Selected extract
My name is not Khan. But I too have an addiction problem.


Over the past weeks, Bollywood superstar Shah Rukh Khan's 23-year old son, Aryan Khan has been in the news (and police custody) for possible substance abuse. Haunting visuals of the 20 something lanky lad being dragged to court for his alleged addiction makes me curl with fear.

That's cause unbeknownst to my family, and the world, I've picked up a deadly addiction of my own, riding its hedonistic high way past midnight on most weekends. It's the stuff of dreams - the kinds that'll make you walk for miles in scorching heat, burn gallons of pricey fuel, even go on without meals for hours!

I have a debilitating DIY Home Renovation problem.

Diss me all you want, but I know what it's like to be glued to Ikea & Amazon for hours for that one magic 'just-right' chandelier that will pull together that textured wall, Sheesham sofa set & quirky cushions you bought on eBay. But will pulling it off truly fill the emptiness within? Or will it merely draw attention to the relative shabbiness of the entry foyer?

Maybe you think this won't happen to you. I, too, thought there would never come a day when, at magazine stalls, a 20 something like me would be drawn to Architecture Digest over other more amorous prospects.

Supplied material
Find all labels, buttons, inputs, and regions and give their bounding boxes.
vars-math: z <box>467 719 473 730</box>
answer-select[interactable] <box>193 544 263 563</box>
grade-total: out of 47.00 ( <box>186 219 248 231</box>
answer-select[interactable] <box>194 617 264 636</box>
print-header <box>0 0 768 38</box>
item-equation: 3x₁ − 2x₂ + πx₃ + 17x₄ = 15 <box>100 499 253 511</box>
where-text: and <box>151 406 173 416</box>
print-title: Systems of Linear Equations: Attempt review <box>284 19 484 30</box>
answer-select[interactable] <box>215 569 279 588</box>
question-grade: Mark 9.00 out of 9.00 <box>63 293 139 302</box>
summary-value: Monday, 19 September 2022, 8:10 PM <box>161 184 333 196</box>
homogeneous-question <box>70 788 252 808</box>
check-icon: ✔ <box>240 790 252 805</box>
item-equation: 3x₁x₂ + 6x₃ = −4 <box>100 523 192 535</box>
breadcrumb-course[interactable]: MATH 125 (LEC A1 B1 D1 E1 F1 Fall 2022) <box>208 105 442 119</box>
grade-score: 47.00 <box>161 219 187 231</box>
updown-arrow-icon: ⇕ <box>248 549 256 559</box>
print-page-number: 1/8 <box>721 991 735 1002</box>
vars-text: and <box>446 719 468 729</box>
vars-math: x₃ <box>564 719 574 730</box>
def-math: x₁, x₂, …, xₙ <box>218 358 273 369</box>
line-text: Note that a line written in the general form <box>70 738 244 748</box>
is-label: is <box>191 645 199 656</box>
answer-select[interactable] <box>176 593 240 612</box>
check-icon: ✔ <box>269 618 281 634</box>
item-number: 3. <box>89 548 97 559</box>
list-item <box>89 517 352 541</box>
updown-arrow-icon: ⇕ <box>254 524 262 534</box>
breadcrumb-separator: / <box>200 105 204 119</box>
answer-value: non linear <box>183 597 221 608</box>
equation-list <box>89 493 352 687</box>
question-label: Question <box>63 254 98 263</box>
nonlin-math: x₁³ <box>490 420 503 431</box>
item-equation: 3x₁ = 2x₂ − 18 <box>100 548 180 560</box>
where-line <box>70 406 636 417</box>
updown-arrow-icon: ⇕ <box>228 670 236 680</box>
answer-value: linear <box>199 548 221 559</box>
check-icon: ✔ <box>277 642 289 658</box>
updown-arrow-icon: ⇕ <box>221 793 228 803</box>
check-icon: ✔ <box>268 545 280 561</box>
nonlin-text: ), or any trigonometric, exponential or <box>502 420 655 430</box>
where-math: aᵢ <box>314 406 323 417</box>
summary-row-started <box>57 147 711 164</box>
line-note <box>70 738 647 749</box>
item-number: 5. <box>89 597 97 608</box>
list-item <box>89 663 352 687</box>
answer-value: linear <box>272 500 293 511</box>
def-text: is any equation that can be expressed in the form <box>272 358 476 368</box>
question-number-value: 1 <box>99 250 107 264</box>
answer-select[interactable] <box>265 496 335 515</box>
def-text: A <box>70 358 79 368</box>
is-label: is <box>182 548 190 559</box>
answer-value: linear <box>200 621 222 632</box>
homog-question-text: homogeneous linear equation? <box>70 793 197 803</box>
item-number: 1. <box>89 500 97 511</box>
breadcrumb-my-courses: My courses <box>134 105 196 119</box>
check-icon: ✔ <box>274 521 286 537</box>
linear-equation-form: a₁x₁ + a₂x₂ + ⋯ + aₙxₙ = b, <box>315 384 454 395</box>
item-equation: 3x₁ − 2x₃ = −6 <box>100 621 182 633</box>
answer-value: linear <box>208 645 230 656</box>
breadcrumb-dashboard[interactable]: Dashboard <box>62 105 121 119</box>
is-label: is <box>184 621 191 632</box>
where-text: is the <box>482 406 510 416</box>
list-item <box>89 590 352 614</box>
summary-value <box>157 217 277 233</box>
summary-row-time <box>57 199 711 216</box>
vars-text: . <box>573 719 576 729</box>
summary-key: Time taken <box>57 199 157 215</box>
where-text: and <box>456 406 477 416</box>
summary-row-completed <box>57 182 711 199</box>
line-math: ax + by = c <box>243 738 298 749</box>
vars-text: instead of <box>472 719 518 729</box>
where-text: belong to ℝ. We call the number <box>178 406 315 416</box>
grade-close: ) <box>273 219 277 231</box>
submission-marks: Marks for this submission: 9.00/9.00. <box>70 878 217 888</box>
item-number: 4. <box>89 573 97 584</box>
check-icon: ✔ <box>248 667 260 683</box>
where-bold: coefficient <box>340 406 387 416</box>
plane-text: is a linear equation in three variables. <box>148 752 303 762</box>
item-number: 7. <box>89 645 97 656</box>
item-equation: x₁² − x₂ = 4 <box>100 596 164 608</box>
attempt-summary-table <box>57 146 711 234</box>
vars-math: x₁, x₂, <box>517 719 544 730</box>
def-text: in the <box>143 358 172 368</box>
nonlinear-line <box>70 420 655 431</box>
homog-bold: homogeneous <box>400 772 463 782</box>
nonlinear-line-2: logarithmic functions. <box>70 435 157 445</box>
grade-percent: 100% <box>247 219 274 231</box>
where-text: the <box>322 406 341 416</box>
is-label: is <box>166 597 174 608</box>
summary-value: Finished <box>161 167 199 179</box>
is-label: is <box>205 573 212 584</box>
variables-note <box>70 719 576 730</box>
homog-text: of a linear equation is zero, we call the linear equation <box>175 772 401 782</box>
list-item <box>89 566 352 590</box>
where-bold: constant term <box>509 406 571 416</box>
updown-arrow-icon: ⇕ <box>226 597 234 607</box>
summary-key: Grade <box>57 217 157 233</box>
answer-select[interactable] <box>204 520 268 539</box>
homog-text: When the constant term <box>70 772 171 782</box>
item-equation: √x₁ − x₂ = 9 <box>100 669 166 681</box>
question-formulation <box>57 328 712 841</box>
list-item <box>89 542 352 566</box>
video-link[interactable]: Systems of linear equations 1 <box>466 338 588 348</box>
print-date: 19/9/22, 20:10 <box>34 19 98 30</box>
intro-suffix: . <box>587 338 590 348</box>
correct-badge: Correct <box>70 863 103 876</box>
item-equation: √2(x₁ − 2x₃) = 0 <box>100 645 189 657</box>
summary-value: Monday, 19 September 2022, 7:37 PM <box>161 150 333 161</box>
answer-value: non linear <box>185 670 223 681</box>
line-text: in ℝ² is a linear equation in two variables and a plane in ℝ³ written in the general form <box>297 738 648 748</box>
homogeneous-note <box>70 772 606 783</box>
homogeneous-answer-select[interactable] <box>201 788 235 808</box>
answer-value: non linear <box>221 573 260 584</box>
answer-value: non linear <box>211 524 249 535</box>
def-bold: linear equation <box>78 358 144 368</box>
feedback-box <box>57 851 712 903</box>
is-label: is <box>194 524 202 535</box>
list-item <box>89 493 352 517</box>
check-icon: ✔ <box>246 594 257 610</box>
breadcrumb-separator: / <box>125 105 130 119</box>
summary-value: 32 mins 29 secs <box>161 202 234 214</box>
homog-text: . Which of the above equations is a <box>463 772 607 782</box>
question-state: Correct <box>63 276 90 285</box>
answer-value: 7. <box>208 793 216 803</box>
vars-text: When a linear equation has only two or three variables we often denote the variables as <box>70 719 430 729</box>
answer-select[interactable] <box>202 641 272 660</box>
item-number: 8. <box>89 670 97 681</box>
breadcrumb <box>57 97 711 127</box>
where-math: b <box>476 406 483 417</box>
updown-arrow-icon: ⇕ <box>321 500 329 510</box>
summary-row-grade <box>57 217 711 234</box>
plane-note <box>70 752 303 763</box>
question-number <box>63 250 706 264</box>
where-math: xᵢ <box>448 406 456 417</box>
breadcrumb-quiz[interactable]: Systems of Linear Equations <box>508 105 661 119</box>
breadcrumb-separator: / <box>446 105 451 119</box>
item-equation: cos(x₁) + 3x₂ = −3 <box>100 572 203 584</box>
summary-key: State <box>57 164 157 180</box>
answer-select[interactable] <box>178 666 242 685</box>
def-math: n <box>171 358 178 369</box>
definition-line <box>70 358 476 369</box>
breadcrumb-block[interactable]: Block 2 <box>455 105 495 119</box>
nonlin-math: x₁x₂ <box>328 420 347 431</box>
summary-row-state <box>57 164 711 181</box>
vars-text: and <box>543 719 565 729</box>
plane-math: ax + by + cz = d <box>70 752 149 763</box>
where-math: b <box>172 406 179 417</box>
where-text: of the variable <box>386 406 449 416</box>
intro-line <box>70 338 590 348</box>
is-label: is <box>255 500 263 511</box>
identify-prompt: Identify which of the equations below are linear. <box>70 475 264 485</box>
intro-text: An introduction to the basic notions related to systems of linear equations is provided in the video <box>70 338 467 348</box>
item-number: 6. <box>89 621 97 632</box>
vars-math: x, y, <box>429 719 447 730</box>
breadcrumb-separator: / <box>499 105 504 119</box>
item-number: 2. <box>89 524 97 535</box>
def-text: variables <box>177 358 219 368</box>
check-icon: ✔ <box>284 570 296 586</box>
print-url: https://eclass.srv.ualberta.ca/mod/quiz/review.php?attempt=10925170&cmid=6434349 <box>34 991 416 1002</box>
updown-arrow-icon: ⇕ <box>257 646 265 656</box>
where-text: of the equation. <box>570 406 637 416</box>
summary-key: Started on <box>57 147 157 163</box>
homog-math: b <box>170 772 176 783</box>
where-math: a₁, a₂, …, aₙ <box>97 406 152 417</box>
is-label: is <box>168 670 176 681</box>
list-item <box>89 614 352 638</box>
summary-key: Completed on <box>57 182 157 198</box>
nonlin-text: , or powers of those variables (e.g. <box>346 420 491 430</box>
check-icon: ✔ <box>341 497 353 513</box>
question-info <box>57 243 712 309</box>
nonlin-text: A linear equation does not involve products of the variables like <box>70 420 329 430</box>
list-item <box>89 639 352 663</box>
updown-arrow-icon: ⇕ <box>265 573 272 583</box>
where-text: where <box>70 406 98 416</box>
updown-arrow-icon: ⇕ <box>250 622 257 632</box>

Task brief
From the essay about a home renovation addiction, copy the passage that opens with the words "Maybe you think" and ends with the words "more amorous prospects.". The lines that come after the essay are separate material with no connection to it.

Output
Maybe you think this won't happen to you. I, too, thought there would never come a day when, at magazine stalls, a 20 something like me would be drawn to Architecture Digest over other more amorous prospects.